◆ What to work on
Transcribe each line exactly.

◆ Data entries

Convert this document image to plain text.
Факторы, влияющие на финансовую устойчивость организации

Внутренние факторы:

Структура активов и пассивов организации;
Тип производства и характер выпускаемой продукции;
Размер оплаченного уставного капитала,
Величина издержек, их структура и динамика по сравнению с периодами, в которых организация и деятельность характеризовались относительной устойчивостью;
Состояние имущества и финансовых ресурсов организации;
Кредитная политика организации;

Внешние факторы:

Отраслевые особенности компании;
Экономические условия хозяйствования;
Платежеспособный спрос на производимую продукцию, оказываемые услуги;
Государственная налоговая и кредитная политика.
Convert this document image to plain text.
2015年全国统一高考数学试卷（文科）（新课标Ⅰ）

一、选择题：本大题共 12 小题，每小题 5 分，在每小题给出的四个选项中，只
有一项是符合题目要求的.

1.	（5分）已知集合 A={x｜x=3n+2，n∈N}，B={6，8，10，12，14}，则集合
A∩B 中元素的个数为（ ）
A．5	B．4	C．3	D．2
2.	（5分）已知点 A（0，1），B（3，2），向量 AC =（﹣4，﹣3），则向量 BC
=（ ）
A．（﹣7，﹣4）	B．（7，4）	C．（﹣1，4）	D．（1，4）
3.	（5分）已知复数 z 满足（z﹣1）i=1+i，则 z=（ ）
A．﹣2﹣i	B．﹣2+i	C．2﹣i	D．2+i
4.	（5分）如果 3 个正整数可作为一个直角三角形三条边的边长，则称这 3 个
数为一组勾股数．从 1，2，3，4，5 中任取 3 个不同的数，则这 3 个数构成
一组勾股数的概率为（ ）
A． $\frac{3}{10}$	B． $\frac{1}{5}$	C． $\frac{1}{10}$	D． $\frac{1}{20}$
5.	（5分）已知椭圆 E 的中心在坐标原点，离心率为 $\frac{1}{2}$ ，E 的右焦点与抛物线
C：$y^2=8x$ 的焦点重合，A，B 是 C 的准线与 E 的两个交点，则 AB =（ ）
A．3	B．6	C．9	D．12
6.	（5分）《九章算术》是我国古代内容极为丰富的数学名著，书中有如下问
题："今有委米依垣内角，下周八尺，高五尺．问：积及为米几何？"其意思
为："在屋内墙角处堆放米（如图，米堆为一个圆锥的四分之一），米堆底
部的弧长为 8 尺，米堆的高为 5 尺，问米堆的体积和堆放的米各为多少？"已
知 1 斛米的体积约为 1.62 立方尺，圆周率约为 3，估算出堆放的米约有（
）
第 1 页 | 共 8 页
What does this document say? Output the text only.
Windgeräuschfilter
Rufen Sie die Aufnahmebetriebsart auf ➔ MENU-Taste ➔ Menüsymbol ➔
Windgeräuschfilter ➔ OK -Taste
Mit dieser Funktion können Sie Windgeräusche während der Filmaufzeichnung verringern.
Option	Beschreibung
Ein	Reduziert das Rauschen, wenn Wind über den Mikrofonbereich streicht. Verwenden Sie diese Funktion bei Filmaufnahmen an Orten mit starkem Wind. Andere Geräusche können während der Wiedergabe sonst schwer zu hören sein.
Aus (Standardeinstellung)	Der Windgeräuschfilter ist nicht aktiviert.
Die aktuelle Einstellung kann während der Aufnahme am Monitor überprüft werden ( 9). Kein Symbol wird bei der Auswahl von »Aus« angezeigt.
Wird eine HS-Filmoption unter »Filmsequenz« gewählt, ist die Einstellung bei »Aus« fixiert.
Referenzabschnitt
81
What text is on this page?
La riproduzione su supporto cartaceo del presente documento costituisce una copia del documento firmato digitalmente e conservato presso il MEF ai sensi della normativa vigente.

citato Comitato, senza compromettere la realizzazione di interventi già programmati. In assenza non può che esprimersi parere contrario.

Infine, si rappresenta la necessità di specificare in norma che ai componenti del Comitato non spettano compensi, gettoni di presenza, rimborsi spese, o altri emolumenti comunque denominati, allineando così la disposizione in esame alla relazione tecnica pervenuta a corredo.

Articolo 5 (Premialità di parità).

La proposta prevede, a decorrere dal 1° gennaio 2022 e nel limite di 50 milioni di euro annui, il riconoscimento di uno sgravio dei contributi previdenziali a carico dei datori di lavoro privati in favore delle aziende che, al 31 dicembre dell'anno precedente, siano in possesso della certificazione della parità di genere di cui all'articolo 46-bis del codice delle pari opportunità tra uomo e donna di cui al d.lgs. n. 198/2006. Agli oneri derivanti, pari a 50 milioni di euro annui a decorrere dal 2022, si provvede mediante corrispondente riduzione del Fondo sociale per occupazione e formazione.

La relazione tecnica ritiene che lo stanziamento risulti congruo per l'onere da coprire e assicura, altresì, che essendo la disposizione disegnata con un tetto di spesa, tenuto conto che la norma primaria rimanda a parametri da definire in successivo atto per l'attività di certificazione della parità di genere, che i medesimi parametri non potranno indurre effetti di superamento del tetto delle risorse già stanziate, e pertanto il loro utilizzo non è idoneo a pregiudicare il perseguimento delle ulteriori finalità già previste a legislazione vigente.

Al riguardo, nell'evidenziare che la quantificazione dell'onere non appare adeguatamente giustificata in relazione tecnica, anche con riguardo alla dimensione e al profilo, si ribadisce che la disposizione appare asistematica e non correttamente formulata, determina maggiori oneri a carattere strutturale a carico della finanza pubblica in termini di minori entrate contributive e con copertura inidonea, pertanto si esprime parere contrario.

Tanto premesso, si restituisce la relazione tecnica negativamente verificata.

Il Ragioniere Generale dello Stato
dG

◆ Output
Convert this document image to plain text.
Факторы, влияющие на финансовую устойчивость организации

Внутренние факторы:

Структура активов и пассивов организации;
Тип производства и характер выпускаемой продукции;
Размер оплаченного уставного капитала,
Величина издержек, их структура и динамика по сравнению с периодами, в которых организация и деятельность характеризовались относительной устойчивостью;
Состояние имущества и финансовых ресурсов организации;
Кредитная политика организации;

Внешние факторы:

Отраслевые особенности компании;
Экономические условия хозяйствования;
Платежеспособный спрос на производимую продукцию, оказываемые услуги;
Государственная налоговая и кредитная политика.
Convert this document image to plain text.
2015年全国统一高考数学试卷（文科）（新课标Ⅰ）

一、选择题：本大题共 12 小题，每小题 5 分，在每小题给出的四个选项中，只
有一项是符合题目要求的.

1.	（5分）已知集合 A={x｜x=3n+2，n∈N}，B={6，8，10，12，14}，则集合
A∩B 中元素的个数为（ ）
A．5	B．4	C．3	D．2
2.	（5分）已知点 A（0，1），B（3，2），向量 AC =（﹣4，﹣3），则向量 BC
=（ ）
A．（﹣7，﹣4）	B．（7，4）	C．（﹣1，4）	D．（1，4）
3.	（5分）已知复数 z 满足（z﹣1）i=1+i，则 z=（ ）
A．﹣2﹣i	B．﹣2+i	C．2﹣i	D．2+i
4.	（5分）如果 3 个正整数可作为一个直角三角形三条边的边长，则称这 3 个
数为一组勾股数．从 1，2，3，4，5 中任取 3 个不同的数，则这 3 个数构成
一组勾股数的概率为（ ）
A． $\frac{3}{10}$	B． $\frac{1}{5}$	C． $\frac{1}{10}$	D． $\frac{1}{20}$
5.	（5分）已知椭圆 E 的中心在坐标原点，离心率为 $\frac{1}{2}$ ，E 的右焦点与抛物线
C：$y^2=8x$ 的焦点重合，A，B 是 C 的准线与 E 的两个交点，则 AB =（ ）
A．3	B．6	C．9	D．12
6.	（5分）《九章算术》是我国古代内容极为丰富的数学名著，书中有如下问
题："今有委米依垣内角，下周八尺，高五尺．问：积及为米几何？"其意思
为："在屋内墙角处堆放米（如图，米堆为一个圆锥的四分之一），米堆底
部的弧长为 8 尺，米堆的高为 5 尺，问米堆的体积和堆放的米各为多少？"已
知 1 斛米的体积约为 1.62 立方尺，圆周率约为 3，估算出堆放的米约有（
）
第 1 页 | 共 8 页
What does this document say? Output the text only.
Windgeräuschfilter
Rufen Sie die Aufnahmebetriebsart auf ➔ MENU-Taste ➔ Menüsymbol ➔
Windgeräuschfilter ➔ OK -Taste
Mit dieser Funktion können Sie Windgeräusche während der Filmaufzeichnung verringern.
Option	Beschreibung
Ein	Reduziert das Rauschen, wenn Wind über den Mikrofonbereich streicht. Verwenden Sie diese Funktion bei Filmaufnahmen an Orten mit starkem Wind. Andere Geräusche können während der Wiedergabe sonst schwer zu hören sein.
Aus (Standardeinstellung)	Der Windgeräuschfilter ist nicht aktiviert.
Die aktuelle Einstellung kann während der Aufnahme am Monitor überprüft werden ( 9). Kein Symbol wird bei der Auswahl von »Aus« angezeigt.
Wird eine HS-Filmoption unter »Filmsequenz« gewählt, ist die Einstellung bei »Aus« fixiert.
Referenzabschnitt
81
What text is on this page?
La riproduzione su supporto cartaceo del presente documento costituisce una copia del documento firmato digitalmente e conservato presso il MEF ai sensi della normativa vigente.

citato Comitato, senza compromettere la realizzazione di interventi già programmati. In assenza non può che esprimersi parere contrario.

Infine, si rappresenta la necessità di specificare in norma che ai componenti del Comitato non spettano compensi, gettoni di presenza, rimborsi spese, o altri emolumenti comunque denominati, allineando così la disposizione in esame alla relazione tecnica pervenuta a corredo.

Articolo 5 (Premialità di parità).

La proposta prevede, a decorrere dal 1° gennaio 2022 e nel limite di 50 milioni di euro annui, il riconoscimento di uno sgravio dei contributi previdenziali a carico dei datori di lavoro privati in favore delle aziende che, al 31 dicembre dell'anno precedente, siano in possesso della certificazione della parità di genere di cui all'articolo 46-bis del codice delle pari opportunità tra uomo e donna di cui al d.lgs. n. 198/2006. Agli oneri derivanti, pari a 50 milioni di euro annui a decorrere dal 2022, si provvede mediante corrispondente riduzione del Fondo sociale per occupazione e formazione.

La relazione tecnica ritiene che lo stanziamento risulti congruo per l'onere da coprire e assicura, altresì, che essendo la disposizione disegnata con un tetto di spesa, tenuto conto che la norma primaria rimanda a parametri da definire in successivo atto per l'attività di certificazione della parità di genere, che i medesimi parametri non potranno indurre effetti di superamento del tetto delle risorse già stanziate, e pertanto il loro utilizzo non è idoneo a pregiudicare il perseguimento delle ulteriori finalità già previste a legislazione vigente.

Al riguardo, nell'evidenziare che la quantificazione dell'onere non appare adeguatamente giustificata in relazione tecnica, anche con riguardo alla dimensione e al profilo, si ribadisce che la disposizione appare asistematica e non correttamente formulata, determina maggiori oneri a carattere strutturale a carico della finanza pubblica in termini di minori entrate contributive e con copertura inidonea, pertanto si esprime parere contrario.

Tanto premesso, si restituisce la relazione tecnica negativamente verificata.

Il Ragioniere Generale dello Stato
dG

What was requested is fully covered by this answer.